--- Problem description ---
From the listing, collect all lines containing the word "vehicles".

##### Source data #####

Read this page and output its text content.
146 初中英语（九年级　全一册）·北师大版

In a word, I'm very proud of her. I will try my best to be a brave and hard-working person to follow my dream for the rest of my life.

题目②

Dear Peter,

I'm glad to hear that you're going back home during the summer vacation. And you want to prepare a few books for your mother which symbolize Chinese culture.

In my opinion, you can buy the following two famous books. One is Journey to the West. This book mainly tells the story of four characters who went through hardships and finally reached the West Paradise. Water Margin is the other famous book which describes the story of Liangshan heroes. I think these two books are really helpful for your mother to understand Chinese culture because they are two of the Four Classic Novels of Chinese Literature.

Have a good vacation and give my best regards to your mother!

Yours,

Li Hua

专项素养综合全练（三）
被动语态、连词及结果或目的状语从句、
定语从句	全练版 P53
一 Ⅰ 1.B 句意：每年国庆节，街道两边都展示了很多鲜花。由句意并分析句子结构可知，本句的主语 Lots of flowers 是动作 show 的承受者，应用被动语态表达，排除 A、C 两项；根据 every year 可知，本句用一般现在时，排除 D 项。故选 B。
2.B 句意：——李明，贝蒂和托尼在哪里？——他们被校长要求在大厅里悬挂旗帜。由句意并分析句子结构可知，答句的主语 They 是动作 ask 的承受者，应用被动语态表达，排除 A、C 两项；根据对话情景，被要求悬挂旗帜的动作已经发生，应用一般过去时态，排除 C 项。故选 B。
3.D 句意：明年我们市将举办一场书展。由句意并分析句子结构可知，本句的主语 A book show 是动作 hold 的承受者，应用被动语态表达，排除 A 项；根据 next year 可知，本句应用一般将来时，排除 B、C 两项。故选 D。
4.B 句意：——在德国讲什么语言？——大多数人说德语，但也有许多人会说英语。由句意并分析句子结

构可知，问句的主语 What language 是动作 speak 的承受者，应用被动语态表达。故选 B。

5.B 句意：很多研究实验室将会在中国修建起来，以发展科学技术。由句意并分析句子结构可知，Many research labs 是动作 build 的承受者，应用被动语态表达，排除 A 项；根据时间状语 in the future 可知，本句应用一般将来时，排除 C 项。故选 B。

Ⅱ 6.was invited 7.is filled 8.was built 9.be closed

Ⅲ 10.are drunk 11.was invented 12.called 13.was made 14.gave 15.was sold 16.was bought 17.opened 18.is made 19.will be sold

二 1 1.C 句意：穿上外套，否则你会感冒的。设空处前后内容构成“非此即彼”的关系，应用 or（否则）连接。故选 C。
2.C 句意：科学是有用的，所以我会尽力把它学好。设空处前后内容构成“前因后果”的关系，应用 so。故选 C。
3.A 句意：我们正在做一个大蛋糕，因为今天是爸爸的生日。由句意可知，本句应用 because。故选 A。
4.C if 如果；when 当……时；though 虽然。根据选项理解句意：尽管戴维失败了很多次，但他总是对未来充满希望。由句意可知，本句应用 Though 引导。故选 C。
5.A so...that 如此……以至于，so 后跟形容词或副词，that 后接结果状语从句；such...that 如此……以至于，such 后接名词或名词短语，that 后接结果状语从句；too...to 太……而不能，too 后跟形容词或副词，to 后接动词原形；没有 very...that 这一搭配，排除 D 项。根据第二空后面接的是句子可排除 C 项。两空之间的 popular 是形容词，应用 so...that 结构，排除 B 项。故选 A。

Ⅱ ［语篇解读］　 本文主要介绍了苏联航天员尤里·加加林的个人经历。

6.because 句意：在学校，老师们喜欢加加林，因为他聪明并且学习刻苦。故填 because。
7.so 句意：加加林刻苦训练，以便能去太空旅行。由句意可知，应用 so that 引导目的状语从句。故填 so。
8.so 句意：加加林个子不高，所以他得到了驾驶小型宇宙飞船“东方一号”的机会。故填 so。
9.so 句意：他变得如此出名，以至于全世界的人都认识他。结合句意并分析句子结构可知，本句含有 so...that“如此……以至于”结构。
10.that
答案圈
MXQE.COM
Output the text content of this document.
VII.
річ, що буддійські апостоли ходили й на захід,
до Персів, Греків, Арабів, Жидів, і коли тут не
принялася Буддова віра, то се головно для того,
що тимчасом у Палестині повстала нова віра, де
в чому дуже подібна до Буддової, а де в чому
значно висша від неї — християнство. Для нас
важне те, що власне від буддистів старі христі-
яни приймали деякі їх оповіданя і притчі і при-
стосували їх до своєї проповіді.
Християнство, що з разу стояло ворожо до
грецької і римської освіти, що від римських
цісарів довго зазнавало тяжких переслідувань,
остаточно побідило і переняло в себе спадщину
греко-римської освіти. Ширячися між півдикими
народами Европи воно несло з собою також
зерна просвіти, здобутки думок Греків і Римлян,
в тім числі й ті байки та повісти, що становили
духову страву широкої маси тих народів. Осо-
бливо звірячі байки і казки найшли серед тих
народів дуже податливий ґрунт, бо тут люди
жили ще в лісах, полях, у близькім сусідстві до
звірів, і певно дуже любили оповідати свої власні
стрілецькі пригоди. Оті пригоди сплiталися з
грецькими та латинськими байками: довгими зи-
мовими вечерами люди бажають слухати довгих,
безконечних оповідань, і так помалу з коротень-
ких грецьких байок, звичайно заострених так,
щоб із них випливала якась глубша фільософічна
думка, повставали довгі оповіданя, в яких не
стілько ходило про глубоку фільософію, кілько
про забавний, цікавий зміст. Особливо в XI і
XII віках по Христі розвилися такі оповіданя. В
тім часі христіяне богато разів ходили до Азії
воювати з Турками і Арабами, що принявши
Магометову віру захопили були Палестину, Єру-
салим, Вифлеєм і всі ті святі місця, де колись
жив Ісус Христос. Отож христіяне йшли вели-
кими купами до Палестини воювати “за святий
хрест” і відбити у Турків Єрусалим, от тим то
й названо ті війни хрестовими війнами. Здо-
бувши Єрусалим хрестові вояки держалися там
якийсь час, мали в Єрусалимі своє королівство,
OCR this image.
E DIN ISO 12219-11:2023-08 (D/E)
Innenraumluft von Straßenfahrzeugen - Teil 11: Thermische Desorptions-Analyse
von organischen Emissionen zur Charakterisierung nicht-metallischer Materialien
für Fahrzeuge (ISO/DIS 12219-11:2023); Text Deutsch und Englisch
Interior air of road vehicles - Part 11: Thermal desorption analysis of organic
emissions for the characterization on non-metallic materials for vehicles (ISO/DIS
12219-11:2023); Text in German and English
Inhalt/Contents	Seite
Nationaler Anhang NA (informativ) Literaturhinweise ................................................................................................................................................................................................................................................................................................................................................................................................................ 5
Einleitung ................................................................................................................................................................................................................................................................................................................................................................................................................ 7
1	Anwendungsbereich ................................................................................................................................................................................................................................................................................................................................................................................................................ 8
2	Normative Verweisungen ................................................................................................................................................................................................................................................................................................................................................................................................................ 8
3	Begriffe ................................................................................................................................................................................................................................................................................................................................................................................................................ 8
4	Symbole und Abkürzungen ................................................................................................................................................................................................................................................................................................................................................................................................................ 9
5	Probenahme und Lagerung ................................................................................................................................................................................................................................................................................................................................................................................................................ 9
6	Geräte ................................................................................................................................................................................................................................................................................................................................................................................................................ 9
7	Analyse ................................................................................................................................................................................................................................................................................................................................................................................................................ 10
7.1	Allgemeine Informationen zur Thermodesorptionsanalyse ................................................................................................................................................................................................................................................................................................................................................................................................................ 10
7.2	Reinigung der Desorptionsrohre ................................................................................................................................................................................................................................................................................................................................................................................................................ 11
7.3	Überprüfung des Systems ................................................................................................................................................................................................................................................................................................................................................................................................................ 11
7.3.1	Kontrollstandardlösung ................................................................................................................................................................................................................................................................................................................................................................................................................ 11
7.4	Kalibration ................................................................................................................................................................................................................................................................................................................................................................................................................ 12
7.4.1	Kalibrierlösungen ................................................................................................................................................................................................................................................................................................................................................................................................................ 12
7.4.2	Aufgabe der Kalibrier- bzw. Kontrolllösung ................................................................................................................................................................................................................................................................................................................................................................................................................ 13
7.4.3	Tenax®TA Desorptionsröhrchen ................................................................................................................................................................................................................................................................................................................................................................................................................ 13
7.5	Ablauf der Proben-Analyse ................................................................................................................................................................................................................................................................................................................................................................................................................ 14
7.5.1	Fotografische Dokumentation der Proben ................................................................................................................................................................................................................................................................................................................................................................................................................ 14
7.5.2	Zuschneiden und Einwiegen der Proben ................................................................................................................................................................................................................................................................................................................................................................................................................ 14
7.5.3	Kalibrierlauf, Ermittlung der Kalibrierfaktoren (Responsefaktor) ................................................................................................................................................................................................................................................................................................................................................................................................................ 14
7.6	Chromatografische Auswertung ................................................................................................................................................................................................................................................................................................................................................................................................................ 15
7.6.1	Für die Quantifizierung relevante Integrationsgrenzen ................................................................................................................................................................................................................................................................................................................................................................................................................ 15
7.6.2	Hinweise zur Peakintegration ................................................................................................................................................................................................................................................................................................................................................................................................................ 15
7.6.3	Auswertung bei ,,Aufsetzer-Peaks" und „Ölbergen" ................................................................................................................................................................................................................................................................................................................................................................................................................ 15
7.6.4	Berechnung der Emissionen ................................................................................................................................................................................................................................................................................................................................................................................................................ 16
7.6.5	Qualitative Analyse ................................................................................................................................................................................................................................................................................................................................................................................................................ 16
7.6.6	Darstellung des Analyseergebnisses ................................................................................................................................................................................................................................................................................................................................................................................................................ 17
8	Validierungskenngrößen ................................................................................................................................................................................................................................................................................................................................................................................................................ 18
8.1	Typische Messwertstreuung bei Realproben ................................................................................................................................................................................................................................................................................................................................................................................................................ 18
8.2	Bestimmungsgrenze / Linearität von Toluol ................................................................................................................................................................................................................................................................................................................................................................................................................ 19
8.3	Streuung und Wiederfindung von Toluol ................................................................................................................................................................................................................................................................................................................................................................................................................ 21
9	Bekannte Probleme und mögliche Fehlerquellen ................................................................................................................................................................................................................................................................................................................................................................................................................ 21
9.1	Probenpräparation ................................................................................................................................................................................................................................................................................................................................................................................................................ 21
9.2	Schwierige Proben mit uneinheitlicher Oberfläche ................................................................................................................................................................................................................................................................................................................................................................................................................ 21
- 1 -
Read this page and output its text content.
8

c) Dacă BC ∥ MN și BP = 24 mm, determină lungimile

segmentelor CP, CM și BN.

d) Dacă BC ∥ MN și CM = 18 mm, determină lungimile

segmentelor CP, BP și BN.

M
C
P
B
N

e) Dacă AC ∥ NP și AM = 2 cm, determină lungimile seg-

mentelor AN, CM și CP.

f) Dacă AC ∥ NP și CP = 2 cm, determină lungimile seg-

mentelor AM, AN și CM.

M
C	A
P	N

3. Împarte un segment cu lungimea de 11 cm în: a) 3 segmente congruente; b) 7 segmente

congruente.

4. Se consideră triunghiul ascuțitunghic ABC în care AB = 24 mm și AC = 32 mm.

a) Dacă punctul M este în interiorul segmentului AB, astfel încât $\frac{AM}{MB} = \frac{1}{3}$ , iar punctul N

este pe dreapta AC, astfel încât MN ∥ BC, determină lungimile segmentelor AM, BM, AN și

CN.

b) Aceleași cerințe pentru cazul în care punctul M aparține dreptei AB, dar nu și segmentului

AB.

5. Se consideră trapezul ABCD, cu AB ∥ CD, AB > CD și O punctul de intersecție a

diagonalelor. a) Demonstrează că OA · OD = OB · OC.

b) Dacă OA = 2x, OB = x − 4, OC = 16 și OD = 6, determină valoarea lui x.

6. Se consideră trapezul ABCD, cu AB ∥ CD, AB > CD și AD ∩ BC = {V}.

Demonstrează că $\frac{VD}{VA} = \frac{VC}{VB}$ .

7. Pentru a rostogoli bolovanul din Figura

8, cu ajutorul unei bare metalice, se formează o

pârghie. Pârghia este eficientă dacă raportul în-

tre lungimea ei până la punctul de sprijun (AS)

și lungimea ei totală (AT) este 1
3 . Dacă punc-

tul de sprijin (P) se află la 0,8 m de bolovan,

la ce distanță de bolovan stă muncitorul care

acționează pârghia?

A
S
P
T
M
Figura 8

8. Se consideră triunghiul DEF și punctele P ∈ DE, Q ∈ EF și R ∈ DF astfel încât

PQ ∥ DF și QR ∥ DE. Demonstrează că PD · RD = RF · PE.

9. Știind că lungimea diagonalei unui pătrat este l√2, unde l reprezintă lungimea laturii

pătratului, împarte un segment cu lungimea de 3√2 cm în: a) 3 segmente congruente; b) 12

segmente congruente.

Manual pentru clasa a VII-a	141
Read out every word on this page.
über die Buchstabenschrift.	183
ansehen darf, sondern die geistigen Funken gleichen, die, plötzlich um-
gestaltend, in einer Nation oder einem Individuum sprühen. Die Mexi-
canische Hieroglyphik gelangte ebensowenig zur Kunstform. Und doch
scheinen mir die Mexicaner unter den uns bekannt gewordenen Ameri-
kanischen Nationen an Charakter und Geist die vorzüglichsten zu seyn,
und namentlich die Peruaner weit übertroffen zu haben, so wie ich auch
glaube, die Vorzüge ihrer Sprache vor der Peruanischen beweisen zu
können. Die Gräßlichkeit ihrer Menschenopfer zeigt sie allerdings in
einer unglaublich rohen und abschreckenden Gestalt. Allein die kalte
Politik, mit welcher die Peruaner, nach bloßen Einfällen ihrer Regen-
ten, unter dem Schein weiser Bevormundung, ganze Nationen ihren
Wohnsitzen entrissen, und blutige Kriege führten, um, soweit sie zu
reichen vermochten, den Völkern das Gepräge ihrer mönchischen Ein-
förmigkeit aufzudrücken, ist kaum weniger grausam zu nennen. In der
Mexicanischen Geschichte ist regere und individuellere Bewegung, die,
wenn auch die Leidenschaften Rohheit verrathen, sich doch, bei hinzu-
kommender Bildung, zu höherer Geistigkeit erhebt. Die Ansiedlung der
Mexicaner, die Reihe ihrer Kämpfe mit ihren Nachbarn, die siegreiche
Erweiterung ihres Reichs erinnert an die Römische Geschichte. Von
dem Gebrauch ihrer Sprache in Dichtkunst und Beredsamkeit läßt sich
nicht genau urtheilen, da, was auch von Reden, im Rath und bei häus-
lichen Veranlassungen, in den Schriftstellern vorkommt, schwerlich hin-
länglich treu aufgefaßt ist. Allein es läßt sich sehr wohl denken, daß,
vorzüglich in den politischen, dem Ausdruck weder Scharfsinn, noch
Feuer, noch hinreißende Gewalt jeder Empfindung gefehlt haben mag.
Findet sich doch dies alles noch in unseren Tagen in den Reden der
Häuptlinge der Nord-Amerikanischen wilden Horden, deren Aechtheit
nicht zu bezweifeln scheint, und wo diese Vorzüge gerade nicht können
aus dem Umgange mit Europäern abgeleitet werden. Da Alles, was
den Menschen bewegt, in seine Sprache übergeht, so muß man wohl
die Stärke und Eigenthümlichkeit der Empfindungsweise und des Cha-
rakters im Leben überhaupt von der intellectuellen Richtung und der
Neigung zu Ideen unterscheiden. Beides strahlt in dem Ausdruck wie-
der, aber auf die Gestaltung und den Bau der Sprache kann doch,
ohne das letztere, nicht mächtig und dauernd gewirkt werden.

#####

--- Result of this exercise ---
Interior air of road vehicles - Part 11: Thermal desorption analysis of organic
emissions for the characterization on non-metallic materials for vehicles (ISO/DIS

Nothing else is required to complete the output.